#### [EXERCISE DESCRIPTION]
Consider the data that follows and state how many lines contain the string "Whites", using the number alone.

#### [SUPPLIED RECORDS]
──────────────────────────────
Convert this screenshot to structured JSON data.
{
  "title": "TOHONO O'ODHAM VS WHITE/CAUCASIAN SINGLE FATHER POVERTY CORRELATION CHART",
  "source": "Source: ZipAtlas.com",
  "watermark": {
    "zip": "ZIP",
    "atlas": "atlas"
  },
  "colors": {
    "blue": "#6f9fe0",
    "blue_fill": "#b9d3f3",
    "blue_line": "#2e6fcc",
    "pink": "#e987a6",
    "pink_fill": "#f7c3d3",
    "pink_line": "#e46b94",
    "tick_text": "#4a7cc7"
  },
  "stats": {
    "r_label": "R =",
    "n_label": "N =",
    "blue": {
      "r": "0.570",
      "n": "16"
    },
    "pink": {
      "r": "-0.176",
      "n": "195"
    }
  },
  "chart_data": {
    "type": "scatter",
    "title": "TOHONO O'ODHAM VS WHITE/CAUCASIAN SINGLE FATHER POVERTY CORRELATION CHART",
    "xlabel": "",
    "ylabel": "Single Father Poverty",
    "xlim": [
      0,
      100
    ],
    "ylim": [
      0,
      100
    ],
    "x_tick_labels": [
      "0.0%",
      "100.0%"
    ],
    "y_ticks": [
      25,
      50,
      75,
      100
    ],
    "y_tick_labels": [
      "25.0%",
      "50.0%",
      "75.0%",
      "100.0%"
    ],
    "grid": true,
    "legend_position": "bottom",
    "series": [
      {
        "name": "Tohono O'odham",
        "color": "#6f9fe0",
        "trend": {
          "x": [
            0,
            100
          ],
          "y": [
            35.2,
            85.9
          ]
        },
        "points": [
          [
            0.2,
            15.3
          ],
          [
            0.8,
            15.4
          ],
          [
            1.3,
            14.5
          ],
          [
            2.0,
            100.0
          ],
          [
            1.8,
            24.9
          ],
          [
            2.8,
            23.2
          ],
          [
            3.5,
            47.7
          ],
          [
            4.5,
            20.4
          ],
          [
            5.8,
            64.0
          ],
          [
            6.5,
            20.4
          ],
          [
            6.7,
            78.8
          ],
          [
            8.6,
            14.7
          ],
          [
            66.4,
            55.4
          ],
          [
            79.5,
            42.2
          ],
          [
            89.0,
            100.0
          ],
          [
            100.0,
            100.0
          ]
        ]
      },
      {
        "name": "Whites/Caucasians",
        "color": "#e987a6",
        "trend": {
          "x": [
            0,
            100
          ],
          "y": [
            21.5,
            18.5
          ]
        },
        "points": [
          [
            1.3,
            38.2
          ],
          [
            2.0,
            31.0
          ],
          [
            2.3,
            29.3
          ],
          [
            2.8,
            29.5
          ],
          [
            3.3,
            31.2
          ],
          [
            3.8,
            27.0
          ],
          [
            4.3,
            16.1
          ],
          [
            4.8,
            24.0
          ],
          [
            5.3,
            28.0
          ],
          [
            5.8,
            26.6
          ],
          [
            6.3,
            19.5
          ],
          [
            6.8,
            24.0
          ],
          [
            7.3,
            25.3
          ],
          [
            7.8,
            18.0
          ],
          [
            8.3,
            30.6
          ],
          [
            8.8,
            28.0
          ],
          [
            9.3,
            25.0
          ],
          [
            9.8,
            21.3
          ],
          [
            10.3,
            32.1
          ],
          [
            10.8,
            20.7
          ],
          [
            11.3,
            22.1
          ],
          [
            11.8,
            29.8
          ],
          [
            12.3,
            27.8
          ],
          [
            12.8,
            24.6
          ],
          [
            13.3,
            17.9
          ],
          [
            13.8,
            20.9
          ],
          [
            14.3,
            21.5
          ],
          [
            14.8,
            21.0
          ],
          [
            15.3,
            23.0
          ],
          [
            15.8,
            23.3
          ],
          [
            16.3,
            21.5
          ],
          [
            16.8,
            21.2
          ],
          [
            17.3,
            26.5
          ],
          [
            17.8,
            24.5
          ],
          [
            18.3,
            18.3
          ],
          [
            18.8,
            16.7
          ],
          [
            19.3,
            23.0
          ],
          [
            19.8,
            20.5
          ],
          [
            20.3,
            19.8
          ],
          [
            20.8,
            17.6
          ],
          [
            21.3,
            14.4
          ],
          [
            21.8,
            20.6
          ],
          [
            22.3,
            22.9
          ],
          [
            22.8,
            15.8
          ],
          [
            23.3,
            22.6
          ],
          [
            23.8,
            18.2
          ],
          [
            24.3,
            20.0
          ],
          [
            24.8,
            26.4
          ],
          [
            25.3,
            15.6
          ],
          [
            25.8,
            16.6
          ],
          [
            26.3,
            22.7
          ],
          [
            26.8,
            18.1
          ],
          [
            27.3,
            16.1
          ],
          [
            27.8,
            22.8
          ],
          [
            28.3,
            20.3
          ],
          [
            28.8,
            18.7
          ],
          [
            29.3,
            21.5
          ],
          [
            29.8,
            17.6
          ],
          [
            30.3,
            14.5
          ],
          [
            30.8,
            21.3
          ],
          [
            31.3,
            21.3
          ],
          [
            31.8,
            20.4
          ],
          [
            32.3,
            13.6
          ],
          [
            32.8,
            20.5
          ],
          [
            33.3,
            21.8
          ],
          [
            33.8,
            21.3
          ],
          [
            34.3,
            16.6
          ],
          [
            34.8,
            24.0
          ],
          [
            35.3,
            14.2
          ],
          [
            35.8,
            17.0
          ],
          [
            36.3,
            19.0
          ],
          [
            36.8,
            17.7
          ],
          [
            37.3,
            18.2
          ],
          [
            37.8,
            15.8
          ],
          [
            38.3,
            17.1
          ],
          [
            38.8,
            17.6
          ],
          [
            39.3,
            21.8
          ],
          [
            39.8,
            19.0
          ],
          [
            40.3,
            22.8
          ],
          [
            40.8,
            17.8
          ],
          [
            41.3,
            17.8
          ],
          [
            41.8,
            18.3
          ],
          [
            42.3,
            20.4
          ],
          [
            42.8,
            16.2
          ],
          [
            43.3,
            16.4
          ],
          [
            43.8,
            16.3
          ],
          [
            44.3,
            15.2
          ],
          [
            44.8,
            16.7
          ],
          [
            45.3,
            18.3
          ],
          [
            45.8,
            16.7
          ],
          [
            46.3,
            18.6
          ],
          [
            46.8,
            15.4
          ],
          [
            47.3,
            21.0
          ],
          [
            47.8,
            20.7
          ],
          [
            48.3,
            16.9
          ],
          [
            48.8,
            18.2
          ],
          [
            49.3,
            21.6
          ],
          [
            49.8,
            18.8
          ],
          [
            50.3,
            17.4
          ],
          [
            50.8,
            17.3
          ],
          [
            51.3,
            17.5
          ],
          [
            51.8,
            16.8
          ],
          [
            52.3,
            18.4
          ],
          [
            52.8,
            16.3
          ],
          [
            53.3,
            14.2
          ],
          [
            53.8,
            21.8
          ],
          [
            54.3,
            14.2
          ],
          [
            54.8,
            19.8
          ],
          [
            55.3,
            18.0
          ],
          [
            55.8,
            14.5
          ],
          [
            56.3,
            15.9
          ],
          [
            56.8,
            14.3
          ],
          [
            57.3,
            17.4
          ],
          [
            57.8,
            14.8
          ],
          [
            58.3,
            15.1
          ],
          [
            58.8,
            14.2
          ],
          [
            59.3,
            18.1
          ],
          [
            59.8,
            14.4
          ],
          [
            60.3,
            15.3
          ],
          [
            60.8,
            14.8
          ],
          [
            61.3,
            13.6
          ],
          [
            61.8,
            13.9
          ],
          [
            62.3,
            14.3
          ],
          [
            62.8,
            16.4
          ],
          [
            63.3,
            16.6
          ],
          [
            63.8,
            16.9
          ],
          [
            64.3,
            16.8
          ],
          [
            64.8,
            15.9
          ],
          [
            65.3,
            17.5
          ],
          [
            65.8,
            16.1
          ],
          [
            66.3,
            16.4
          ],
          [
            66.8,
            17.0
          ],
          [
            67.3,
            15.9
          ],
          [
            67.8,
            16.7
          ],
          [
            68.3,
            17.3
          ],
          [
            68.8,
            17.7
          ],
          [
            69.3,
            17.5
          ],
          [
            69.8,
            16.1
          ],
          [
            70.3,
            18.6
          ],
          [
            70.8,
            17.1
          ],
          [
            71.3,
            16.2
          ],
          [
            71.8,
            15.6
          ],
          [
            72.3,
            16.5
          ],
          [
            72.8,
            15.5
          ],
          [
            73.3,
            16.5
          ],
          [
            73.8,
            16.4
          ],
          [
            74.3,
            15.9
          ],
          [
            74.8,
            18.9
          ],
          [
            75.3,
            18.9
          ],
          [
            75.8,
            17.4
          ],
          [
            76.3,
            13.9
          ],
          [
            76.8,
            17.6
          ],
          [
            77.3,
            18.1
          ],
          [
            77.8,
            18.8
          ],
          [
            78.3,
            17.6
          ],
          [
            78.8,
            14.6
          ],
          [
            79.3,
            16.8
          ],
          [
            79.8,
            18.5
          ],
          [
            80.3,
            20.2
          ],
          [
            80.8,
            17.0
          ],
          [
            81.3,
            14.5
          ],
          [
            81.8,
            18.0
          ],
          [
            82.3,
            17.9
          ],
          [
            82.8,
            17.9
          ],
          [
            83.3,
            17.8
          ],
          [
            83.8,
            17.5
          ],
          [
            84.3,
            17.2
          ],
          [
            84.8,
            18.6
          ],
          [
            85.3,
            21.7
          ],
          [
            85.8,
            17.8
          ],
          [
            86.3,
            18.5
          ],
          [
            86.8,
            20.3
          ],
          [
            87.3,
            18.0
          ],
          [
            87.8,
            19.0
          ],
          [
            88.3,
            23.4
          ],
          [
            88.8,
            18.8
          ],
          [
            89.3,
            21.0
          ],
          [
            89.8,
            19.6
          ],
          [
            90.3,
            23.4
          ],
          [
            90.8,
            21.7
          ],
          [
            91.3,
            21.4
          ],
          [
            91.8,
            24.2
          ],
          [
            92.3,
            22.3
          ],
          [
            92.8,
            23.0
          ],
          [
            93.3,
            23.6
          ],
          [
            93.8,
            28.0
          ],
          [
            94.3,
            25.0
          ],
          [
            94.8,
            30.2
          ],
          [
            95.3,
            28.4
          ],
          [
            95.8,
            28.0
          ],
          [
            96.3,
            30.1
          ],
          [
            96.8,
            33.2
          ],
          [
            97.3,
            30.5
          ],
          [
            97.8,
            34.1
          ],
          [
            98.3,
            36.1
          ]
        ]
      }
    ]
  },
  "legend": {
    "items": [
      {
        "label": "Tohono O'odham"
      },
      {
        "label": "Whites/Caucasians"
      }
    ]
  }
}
──────────────────────────────
#### [TASK ANSWER]
2